§ Written exercise
The records that follow are to be repeated exactly, with the pictures removed.

-- START --

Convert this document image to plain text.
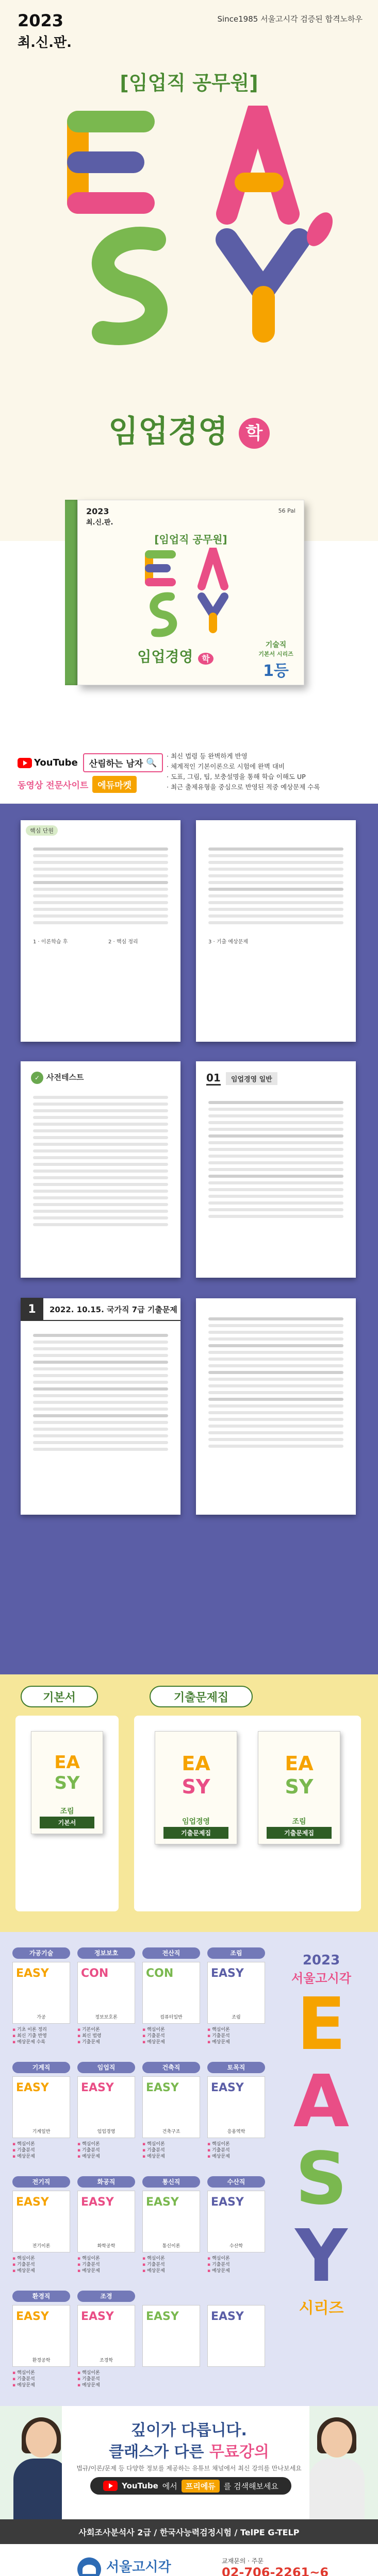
2023
최.신.판.
Since1985 서울고시각 검증된 합격노하우
[임업직 공무원]
임업경영 학
2023
최.신.판.
56 Pal
[임업직 공무원]
임업경영 학
기술직
기본서 시리즈
1등
YouTube 산림하는 남자 🔍
동영상 전문사이트	에듀마켓
· 최신 법령 등 완벽하게 반영
· 체계적인 기본이론으로 시험에 완벽 대비
· 도표, 그림, 팁, 보충설명을 통해 학습 이해도 UP
· 최근 출제유형을 중심으로 반영된 적중 예상문제 수록
핵심 단원
1 · 이론학습 후	2 · 핵심 정리	3 · 기출 예상문제
✓ 사전테스트	01	임업경영 일반
1	2022. 10.15. 국가직 7급 기출문제
기본서	기출문제집
EA
SY
조림
기본서
EA
SY
임업경영
기출문제집
EA
SY
조림
기출문제집
가공기술
EASY
가공
▪ 기초 이론 정리
▪ 최신 기출 반영
▪ 예상문제 수록
정보보호
CON
정보보호론
▪ 기본이론
▪ 최신 법령
▪ 기출문제
전산직
CON
컴퓨터일반
▪ 핵심이론
▪ 기출분석
▪ 예상문제
조림
EASY
조림
▪ 핵심이론
▪ 기출분석
▪ 예상문제
기계직
EASY
기계일반
▪ 핵심이론
▪ 기출분석
▪ 예상문제
임업직
EASY
임업경영
▪ 핵심이론
▪ 기출분석
▪ 예상문제
건축직
EASY
건축구조
▪ 핵심이론
▪ 기출분석
▪ 예상문제
토목직
EASY
응용역학
▪ 핵심이론
▪ 기출분석
▪ 예상문제
전기직
EASY
전기이론
▪ 핵심이론
▪ 기출분석
▪ 예상문제
화공직
EASY
화학공학
▪ 핵심이론
▪ 기출분석
▪ 예상문제
통신직
EASY
통신이론
▪ 핵심이론
▪ 기출분석
▪ 예상문제
수산직
EASY
수산학
▪ 핵심이론
▪ 기출분석
▪ 예상문제
환경직
EASY
환경공학
▪ 핵심이론
▪ 기출분석
▪ 예상문제
조경
EASY
조경학
▪ 핵심이론
▪ 기출분석
▪ 예상문제
EASY	EASY
2023
서울고시각
E
A
S
Y
시리즈
깊이가 다릅니다.
클래스가 다른 무료강의
법규/이론/문제 등 다양한 정보를 제공하는 유튜브 채널에서 최신 강의를 만나보세요
YouTube 에서	프리에듀	를 검색해보세요
사회조사분석사 2급 / 한국사능력검정시험 / TelPE G-TELP
서울고시각	교재문의 · 주문
02-706-2261~6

-- END --

§ The response
Convert this document image to plain text.
2023
최.신.판.
Since1985 서울고시각 검증된 합격노하우
[임업직 공무원]
임업경영 학
2023
최.신.판.
56 Pal
[임업직 공무원]
임업경영 학
기술직
기본서 시리즈
1등
YouTube 산림하는 남자 🔍
동영상 전문사이트	에듀마켓
· 최신 법령 등 완벽하게 반영
· 체계적인 기본이론으로 시험에 완벽 대비
· 도표, 그림, 팁, 보충설명을 통해 학습 이해도 UP
· 최근 출제유형을 중심으로 반영된 적중 예상문제 수록
핵심 단원
1 · 이론학습 후	2 · 핵심 정리	3 · 기출 예상문제
✓ 사전테스트	01	임업경영 일반
1	2022. 10.15. 국가직 7급 기출문제
기본서	기출문제집
EA
SY
조림
기본서
EA
SY
임업경영
기출문제집
EA
SY
조림
기출문제집
가공기술
EASY
가공
▪ 기초 이론 정리
▪ 최신 기출 반영
▪ 예상문제 수록
정보보호
CON
정보보호론
▪ 기본이론
▪ 최신 법령
▪ 기출문제
전산직
CON
컴퓨터일반
▪ 핵심이론
▪ 기출분석
▪ 예상문제
조림
EASY
조림
▪ 핵심이론
▪ 기출분석
▪ 예상문제
기계직
EASY
기계일반
▪ 핵심이론
▪ 기출분석
▪ 예상문제
임업직
EASY
임업경영
▪ 핵심이론
▪ 기출분석
▪ 예상문제
건축직
EASY
건축구조
▪ 핵심이론
▪ 기출분석
▪ 예상문제
토목직
EASY
응용역학
▪ 핵심이론
▪ 기출분석
▪ 예상문제
전기직
EASY
전기이론
▪ 핵심이론
▪ 기출분석
▪ 예상문제
화공직
EASY
화학공학
▪ 핵심이론
▪ 기출분석
▪ 예상문제
통신직
EASY
통신이론
▪ 핵심이론
▪ 기출분석
▪ 예상문제
수산직
EASY
수산학
▪ 핵심이론
▪ 기출분석
▪ 예상문제
환경직
EASY
환경공학
▪ 핵심이론
▪ 기출분석
▪ 예상문제
조경
EASY
조경학
▪ 핵심이론
▪ 기출분석
▪ 예상문제
EASY	EASY
2023
서울고시각
E
A
S
Y
시리즈
깊이가 다릅니다.
클래스가 다른 무료강의
법규/이론/문제 등 다양한 정보를 제공하는 유튜브 채널에서 최신 강의를 만나보세요
YouTube 에서	프리에듀	를 검색해보세요
사회조사분석사 2급 / 한국사능력검정시험 / TelPE G-TELP
서울고시각	교재문의 · 주문
02-706-2261~6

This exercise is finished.